Material to process:

- - - -

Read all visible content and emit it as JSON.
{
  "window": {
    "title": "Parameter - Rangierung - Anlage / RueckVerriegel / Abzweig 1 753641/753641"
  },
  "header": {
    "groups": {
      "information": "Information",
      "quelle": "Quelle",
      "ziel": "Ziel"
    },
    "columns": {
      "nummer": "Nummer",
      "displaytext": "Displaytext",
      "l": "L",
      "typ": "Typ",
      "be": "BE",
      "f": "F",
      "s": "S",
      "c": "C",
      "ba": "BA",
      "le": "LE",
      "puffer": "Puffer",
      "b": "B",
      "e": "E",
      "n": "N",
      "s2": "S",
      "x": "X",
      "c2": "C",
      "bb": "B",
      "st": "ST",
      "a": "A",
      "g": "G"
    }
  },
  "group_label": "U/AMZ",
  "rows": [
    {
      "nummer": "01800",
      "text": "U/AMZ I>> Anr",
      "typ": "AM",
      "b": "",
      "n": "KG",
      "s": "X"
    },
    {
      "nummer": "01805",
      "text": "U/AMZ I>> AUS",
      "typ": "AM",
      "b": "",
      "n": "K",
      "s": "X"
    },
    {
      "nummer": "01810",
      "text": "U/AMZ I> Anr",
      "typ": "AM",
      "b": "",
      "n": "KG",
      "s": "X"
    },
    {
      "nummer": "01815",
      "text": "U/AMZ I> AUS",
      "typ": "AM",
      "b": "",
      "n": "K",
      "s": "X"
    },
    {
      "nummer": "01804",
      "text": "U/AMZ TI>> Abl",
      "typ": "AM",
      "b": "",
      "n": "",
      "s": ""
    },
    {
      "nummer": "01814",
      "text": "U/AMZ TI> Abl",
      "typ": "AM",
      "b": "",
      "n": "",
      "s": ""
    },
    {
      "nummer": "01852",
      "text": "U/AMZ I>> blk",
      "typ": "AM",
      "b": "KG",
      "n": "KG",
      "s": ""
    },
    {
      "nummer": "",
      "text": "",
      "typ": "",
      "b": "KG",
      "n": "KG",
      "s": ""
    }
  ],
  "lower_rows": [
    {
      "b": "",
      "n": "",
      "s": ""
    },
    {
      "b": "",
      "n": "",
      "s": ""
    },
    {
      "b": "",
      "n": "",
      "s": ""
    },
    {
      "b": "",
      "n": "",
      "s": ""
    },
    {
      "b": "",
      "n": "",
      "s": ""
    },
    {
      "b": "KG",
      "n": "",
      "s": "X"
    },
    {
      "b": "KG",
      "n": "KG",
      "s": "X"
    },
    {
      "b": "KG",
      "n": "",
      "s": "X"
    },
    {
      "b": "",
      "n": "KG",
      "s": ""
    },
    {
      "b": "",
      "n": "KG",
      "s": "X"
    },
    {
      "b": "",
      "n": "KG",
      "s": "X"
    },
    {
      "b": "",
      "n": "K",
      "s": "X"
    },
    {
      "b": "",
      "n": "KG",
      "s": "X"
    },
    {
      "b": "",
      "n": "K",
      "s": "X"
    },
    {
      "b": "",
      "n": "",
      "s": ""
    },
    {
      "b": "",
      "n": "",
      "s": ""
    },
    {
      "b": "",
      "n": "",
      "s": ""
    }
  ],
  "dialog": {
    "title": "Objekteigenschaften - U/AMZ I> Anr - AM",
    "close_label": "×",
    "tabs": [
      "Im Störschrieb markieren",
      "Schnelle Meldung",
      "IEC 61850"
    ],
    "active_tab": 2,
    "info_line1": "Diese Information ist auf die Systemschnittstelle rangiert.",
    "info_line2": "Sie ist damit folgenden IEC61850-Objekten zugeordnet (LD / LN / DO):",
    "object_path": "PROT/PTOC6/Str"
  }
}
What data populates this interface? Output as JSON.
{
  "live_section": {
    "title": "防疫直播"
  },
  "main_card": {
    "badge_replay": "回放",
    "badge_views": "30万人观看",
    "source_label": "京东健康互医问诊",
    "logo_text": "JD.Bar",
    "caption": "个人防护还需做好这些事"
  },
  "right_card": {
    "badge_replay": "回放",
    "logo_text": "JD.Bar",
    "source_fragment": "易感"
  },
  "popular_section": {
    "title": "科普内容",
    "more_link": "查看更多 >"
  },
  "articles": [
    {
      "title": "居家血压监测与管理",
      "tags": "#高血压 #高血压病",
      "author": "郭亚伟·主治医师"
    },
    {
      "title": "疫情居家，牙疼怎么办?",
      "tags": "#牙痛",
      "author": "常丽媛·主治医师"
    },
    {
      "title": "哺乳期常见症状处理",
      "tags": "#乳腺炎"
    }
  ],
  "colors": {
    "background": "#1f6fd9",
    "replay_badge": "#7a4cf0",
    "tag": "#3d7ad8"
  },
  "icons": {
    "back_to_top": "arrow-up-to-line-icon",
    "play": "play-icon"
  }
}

- - - -

Task objective: Write out every entry word for word.

Final result:
Read all visible content and emit it as JSON.
{
  "window": {
    "title": "Parameter - Rangierung - Anlage / RueckVerriegel / Abzweig 1 753641/753641"
  },
  "header": {
    "groups": {
      "information": "Information",
      "quelle": "Quelle",
      "ziel": "Ziel"
    },
    "columns": {
      "nummer": "Nummer",
      "displaytext": "Displaytext",
      "l": "L",
      "typ": "Typ",
      "be": "BE",
      "f": "F",
      "s": "S",
      "c": "C",
      "ba": "BA",
      "le": "LE",
      "puffer": "Puffer",
      "b": "B",
      "e": "E",
      "n": "N",
      "s2": "S",
      "x": "X",
      "c2": "C",
      "bb": "B",
      "st": "ST",
      "a": "A",
      "g": "G"
    }
  },
  "group_label": "U/AMZ",
  "rows": [
    {
      "nummer": "01800",
      "text": "U/AMZ I>> Anr",
      "typ": "AM",
      "b": "",
      "n": "KG",
      "s": "X"
    },
    {
      "nummer": "01805",
      "text": "U/AMZ I>> AUS",
      "typ": "AM",
      "b": "",
      "n": "K",
      "s": "X"
    },
    {
      "nummer": "01810",
      "text": "U/AMZ I> Anr",
      "typ": "AM",
      "b": "",
      "n": "KG",
      "s": "X"
    },
    {
      "nummer": "01815",
      "text": "U/AMZ I> AUS",
      "typ": "AM",
      "b": "",
      "n": "K",
      "s": "X"
    },
    {
      "nummer": "01804",
      "text": "U/AMZ TI>> Abl",
      "typ": "AM",
      "b": "",
      "n": "",
      "s": ""
    },
    {
      "nummer": "01814",
      "text": "U/AMZ TI> Abl",
      "typ": "AM",
      "b": "",
      "n": "",
      "s": ""
    },
    {
      "nummer": "01852",
      "text": "U/AMZ I>> blk",
      "typ": "AM",
      "b": "KG",
      "n": "KG",
      "s": ""
    },
    {
      "nummer": "",
      "text": "",
      "typ": "",
      "b": "KG",
      "n": "KG",
      "s": ""
    }
  ],
  "lower_rows": [
    {
      "b": "",
      "n": "",
      "s": ""
    },
    {
      "b": "",
      "n": "",
      "s": ""
    },
    {
      "b": "",
      "n": "",
      "s": ""
    },
    {
      "b": "",
      "n": "",
      "s": ""
    },
    {
      "b": "",
      "n": "",
      "s": ""
    },
    {
      "b": "KG",
      "n": "",
      "s": "X"
    },
    {
      "b": "KG",
      "n": "KG",
      "s": "X"
    },
    {
      "b": "KG",
      "n": "",
      "s": "X"
    },
    {
      "b": "",
      "n": "KG",
      "s": ""
    },
    {
      "b": "",
      "n": "KG",
      "s": "X"
    },
    {
      "b": "",
      "n": "KG",
      "s": "X"
    },
    {
      "b": "",
      "n": "K",
      "s": "X"
    },
    {
      "b": "",
      "n": "KG",
      "s": "X"
    },
    {
      "b": "",
      "n": "K",
      "s": "X"
    },
    {
      "b": "",
      "n": "",
      "s": ""
    },
    {
      "b": "",
      "n": "",
      "s": ""
    },
    {
      "b": "",
      "n": "",
      "s": ""
    }
  ],
  "dialog": {
    "title": "Objekteigenschaften - U/AMZ I> Anr - AM",
    "close_label": "×",
    "tabs": [
      "Im Störschrieb markieren",
      "Schnelle Meldung",
      "IEC 61850"
    ],
    "active_tab": 2,
    "info_line1": "Diese Information ist auf die Systemschnittstelle rangiert.",
    "info_line2": "Sie ist damit folgenden IEC61850-Objekten zugeordnet (LD / LN / DO):",
    "object_path": "PROT/PTOC6/Str"
  }
}
What data populates this interface? Output as JSON.
{
  "live_section": {
    "title": "防疫直播"
  },
  "main_card": {
    "badge_replay": "回放",
    "badge_views": "30万人观看",
    "source_label": "京东健康互医问诊",
    "logo_text": "JD.Bar",
    "caption": "个人防护还需做好这些事"
  },
  "right_card": {
    "badge_replay": "回放",
    "logo_text": "JD.Bar",
    "source_fragment": "易感"
  },
  "popular_section": {
    "title": "科普内容",
    "more_link": "查看更多 >"
  },
  "articles": [
    {
      "title": "居家血压监测与管理",
      "tags": "#高血压 #高血压病",
      "author": "郭亚伟·主治医师"
    },
    {
      "title": "疫情居家，牙疼怎么办?",
      "tags": "#牙痛",
      "author": "常丽媛·主治医师"
    },
    {
      "title": "哺乳期常见症状处理",
      "tags": "#乳腺炎"
    }
  ],
  "colors": {
    "background": "#1f6fd9",
    "replay_badge": "#7a4cf0",
    "tag": "#3d7ad8"
  },
  "icons": {
    "back_to_top": "arrow-up-to-line-icon",
    "play": "play-icon"
  }
}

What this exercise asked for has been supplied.